* [Exercise details] Transcribe every entry word for word, but skip the images.
* BEGIN *
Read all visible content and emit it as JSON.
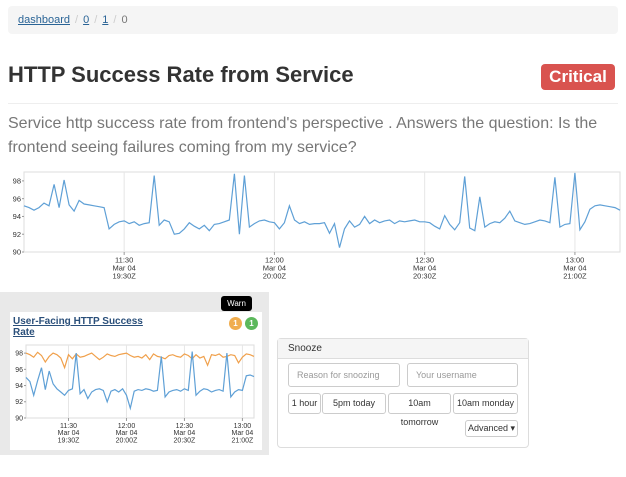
{
  "breadcrumb": {
    "items": [
      "dashboard",
      "0",
      "1",
      "0"
    ]
  },
  "header": {
    "title": "HTTP Success Rate from Service",
    "status": "Critical"
  },
  "description": "Service http success rate from frontend's perspective . Answers the question: Is the frontend seeing failures coming from my service?",
  "main_chart": {
    "type": "line",
    "color": "#5fa0d6",
    "grid": true,
    "xlim": [
      0,
      119
    ],
    "ylim": [
      90,
      99
    ],
    "yticks": [
      90,
      92,
      94,
      96,
      98
    ],
    "xticks": [
      {
        "value": 20,
        "label": [
          "11:30",
          "Mar 04",
          "19:30Z"
        ]
      },
      {
        "value": 50,
        "label": [
          "12:00",
          "Mar 04",
          "20:00Z"
        ]
      },
      {
        "value": 80,
        "label": [
          "12:30",
          "Mar 04",
          "20:30Z"
        ]
      },
      {
        "value": 110,
        "label": [
          "13:00",
          "Mar 04",
          "21:00Z"
        ]
      }
    ],
    "values": [
      95.2,
      95,
      94.7,
      95,
      95.5,
      95.2,
      97.6,
      95,
      98.1,
      95.3,
      94.6,
      95.8,
      95.4,
      95.3,
      95.2,
      95.1,
      95,
      92.6,
      93.1,
      93.4,
      93.5,
      93.2,
      93.4,
      93,
      93.2,
      93.3,
      98.6,
      93,
      93.6,
      93.4,
      92,
      92.1,
      92.6,
      93.3,
      92.9,
      92.6,
      93,
      92.4,
      93.1,
      93.2,
      93.4,
      93.6,
      98.8,
      92,
      98.6,
      92.8,
      93.2,
      93.5,
      93.6,
      93.4,
      93.3,
      92.6,
      93.3,
      95.2,
      93.6,
      93.2,
      93.4,
      93.1,
      93.2,
      93.2,
      93.3,
      92.1,
      93.2,
      90.5,
      92.6,
      93.5,
      92.8,
      93.1,
      94,
      93.2,
      93.6,
      93.3,
      93.5,
      93.6,
      93.2,
      93.5,
      93.4,
      93.5,
      93.6,
      93.4,
      93.4,
      93.3,
      92.9,
      92.6,
      94.1,
      93.1,
      92.5,
      93.3,
      98.5,
      92.7,
      92.4,
      96.2,
      92.8,
      93.2,
      93.4,
      93.3,
      93.8,
      94.6,
      93.5,
      93.3,
      93.1,
      93.2,
      93.4,
      93.6,
      93.5,
      93.3,
      98.4,
      92.8,
      93.1,
      93.2,
      98.9,
      92.5,
      93.4,
      94.8,
      95.2,
      95.3,
      95.2,
      95.1,
      95,
      94.7
    ]
  },
  "panel": {
    "tooltip": "Warn",
    "badges": [
      "1",
      "1"
    ],
    "chart": {
      "type": "line",
      "title": "User-Facing HTTP Success Rate",
      "grid": true,
      "xlim": [
        0,
        59
      ],
      "ylim": [
        90,
        99
      ],
      "yticks": [
        90,
        92,
        94,
        96,
        98
      ],
      "xticks": [
        {
          "value": 11,
          "label": [
            "11:30",
            "Mar 04",
            "19:30Z"
          ]
        },
        {
          "value": 26,
          "label": [
            "12:00",
            "Mar 04",
            "20:00Z"
          ]
        },
        {
          "value": 41,
          "label": [
            "12:30",
            "Mar 04",
            "20:30Z"
          ]
        },
        {
          "value": 56,
          "label": [
            "13:00",
            "Mar 04",
            "21:00Z"
          ]
        }
      ],
      "series": [
        {
          "color": "#f0a04b",
          "values": [
            98,
            97.8,
            97.5,
            98.1,
            97.7,
            96.9,
            97.6,
            98,
            97.8,
            97.4,
            96.2,
            97.8,
            97.3,
            97.9,
            97.5,
            97.6,
            97.8,
            98,
            97.6,
            97.2,
            97.5,
            97.9,
            97.7,
            97.6,
            97.8,
            97.9,
            98,
            97.7,
            97.5,
            97.6,
            97.4,
            97.8,
            97.2,
            97.9,
            97.6,
            97.5,
            97.3,
            97.7,
            97.8,
            97.6,
            97.5,
            97.9,
            97.7,
            97.3,
            97.8,
            97.4,
            97.6,
            96.5,
            97.8,
            97.7,
            97.9,
            97.5,
            97.6,
            97.8,
            97.7,
            96.8,
            97.5,
            97.9,
            97.8,
            97.6
          ]
        },
        {
          "color": "#5fa0d6",
          "values": [
            95,
            94.5,
            92.8,
            94.6,
            96.2,
            93.5,
            95.8,
            94.2,
            93.6,
            93.2,
            92.8,
            93.4,
            93.6,
            98,
            93,
            93.5,
            92.4,
            93.2,
            93.5,
            93.6,
            93.4,
            92,
            93.3,
            93.5,
            93.2,
            93.6,
            92.8,
            91.2,
            93.3,
            93.5,
            93.4,
            93.6,
            93.5,
            93.3,
            93.4,
            97.6,
            92.6,
            93.2,
            93.4,
            93.5,
            93.3,
            93.6,
            93.4,
            98.2,
            92.8,
            93.3,
            93.6,
            93.5,
            93.2,
            93.4,
            93.5,
            93.3,
            98,
            92.6,
            93.2,
            93.5,
            93.4,
            95.2,
            95.3,
            95.1
          ]
        }
      ]
    }
  },
  "snooze": {
    "title": "Snooze",
    "inputs": [
      "Reason for snoozing",
      "Your username"
    ],
    "buttons": [
      "1 hour",
      "5pm today",
      "10am tomorrow",
      "10am monday"
    ],
    "advanced": "Advanced"
  }
}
* END *
* [Exercise output]
Read all visible content and emit it as JSON.
{
  "breadcrumb": {
    "items": [
      "dashboard",
      "0",
      "1",
      "0"
    ]
  },
  "header": {
    "title": "HTTP Success Rate from Service",
    "status": "Critical"
  },
  "description": "Service http success rate from frontend's perspective . Answers the question: Is the frontend seeing failures coming from my service?",
  "main_chart": {
    "type": "line",
    "color": "#5fa0d6",
    "grid": true,
    "xlim": [
      0,
      119
    ],
    "ylim": [
      90,
      99
    ],
    "yticks": [
      90,
      92,
      94,
      96,
      98
    ],
    "xticks": [
      {
        "value": 20,
        "label": [
          "11:30",
          "Mar 04",
          "19:30Z"
        ]
      },
      {
        "value": 50,
        "label": [
          "12:00",
          "Mar 04",
          "20:00Z"
        ]
      },
      {
        "value": 80,
        "label": [
          "12:30",
          "Mar 04",
          "20:30Z"
        ]
      },
      {
        "value": 110,
        "label": [
          "13:00",
          "Mar 04",
          "21:00Z"
        ]
      }
    ],
    "values": [
      95.2,
      95,
      94.7,
      95,
      95.5,
      95.2,
      97.6,
      95,
      98.1,
      95.3,
      94.6,
      95.8,
      95.4,
      95.3,
      95.2,
      95.1,
      95,
      92.6,
      93.1,
      93.4,
      93.5,
      93.2,
      93.4,
      93,
      93.2,
      93.3,
      98.6,
      93,
      93.6,
      93.4,
      92,
      92.1,
      92.6,
      93.3,
      92.9,
      92.6,
      93,
      92.4,
      93.1,
      93.2,
      93.4,
      93.6,
      98.8,
      92,
      98.6,
      92.8,
      93.2,
      93.5,
      93.6,
      93.4,
      93.3,
      92.6,
      93.3,
      95.2,
      93.6,
      93.2,
      93.4,
      93.1,
      93.2,
      93.2,
      93.3,
      92.1,
      93.2,
      90.5,
      92.6,
      93.5,
      92.8,
      93.1,
      94,
      93.2,
      93.6,
      93.3,
      93.5,
      93.6,
      93.2,
      93.5,
      93.4,
      93.5,
      93.6,
      93.4,
      93.4,
      93.3,
      92.9,
      92.6,
      94.1,
      93.1,
      92.5,
      93.3,
      98.5,
      92.7,
      92.4,
      96.2,
      92.8,
      93.2,
      93.4,
      93.3,
      93.8,
      94.6,
      93.5,
      93.3,
      93.1,
      93.2,
      93.4,
      93.6,
      93.5,
      93.3,
      98.4,
      92.8,
      93.1,
      93.2,
      98.9,
      92.5,
      93.4,
      94.8,
      95.2,
      95.3,
      95.2,
      95.1,
      95,
      94.7
    ]
  },
  "panel": {
    "tooltip": "Warn",
    "badges": [
      "1",
      "1"
    ],
    "chart": {
      "type": "line",
      "title": "User-Facing HTTP Success Rate",
      "grid": true,
      "xlim": [
        0,
        59
      ],
      "ylim": [
        90,
        99
      ],
      "yticks": [
        90,
        92,
        94,
        96,
        98
      ],
      "xticks": [
        {
          "value": 11,
          "label": [
            "11:30",
            "Mar 04",
            "19:30Z"
          ]
        },
        {
          "value": 26,
          "label": [
            "12:00",
            "Mar 04",
            "20:00Z"
          ]
        },
        {
          "value": 41,
          "label": [
            "12:30",
            "Mar 04",
            "20:30Z"
          ]
        },
        {
          "value": 56,
          "label": [
            "13:00",
            "Mar 04",
            "21:00Z"
          ]
        }
      ],
      "series": [
        {
          "color": "#f0a04b",
          "values": [
            98,
            97.8,
            97.5,
            98.1,
            97.7,
            96.9,
            97.6,
            98,
            97.8,
            97.4,
            96.2,
            97.8,
            97.3,
            97.9,
            97.5,
            97.6,
            97.8,
            98,
            97.6,
            97.2,
            97.5,
            97.9,
            97.7,
            97.6,
            97.8,
            97.9,
            98,
            97.7,
            97.5,
            97.6,
            97.4,
            97.8,
            97.2,
            97.9,
            97.6,
            97.5,
            97.3,
            97.7,
            97.8,
            97.6,
            97.5,
            97.9,
            97.7,
            97.3,
            97.8,
            97.4,
            97.6,
            96.5,
            97.8,
            97.7,
            97.9,
            97.5,
            97.6,
            97.8,
            97.7,
            96.8,
            97.5,
            97.9,
            97.8,
            97.6
          ]
        },
        {
          "color": "#5fa0d6",
          "values": [
            95,
            94.5,
            92.8,
            94.6,
            96.2,
            93.5,
            95.8,
            94.2,
            93.6,
            93.2,
            92.8,
            93.4,
            93.6,
            98,
            93,
            93.5,
            92.4,
            93.2,
            93.5,
            93.6,
            93.4,
            92,
            93.3,
            93.5,
            93.2,
            93.6,
            92.8,
            91.2,
            93.3,
            93.5,
            93.4,
            93.6,
            93.5,
            93.3,
            93.4,
            97.6,
            92.6,
            93.2,
            93.4,
            93.5,
            93.3,
            93.6,
            93.4,
            98.2,
            92.8,
            93.3,
            93.6,
            93.5,
            93.2,
            93.4,
            93.5,
            93.3,
            98,
            92.6,
            93.2,
            93.5,
            93.4,
            95.2,
            95.3,
            95.1
          ]
        }
      ]
    }
  },
  "snooze": {
    "title": "Snooze",
    "inputs": [
      "Reason for snoozing",
      "Your username"
    ],
    "buttons": [
      "1 hour",
      "5pm today",
      "10am tomorrow",
      "10am monday"
    ],
    "advanced": "Advanced"
  }
}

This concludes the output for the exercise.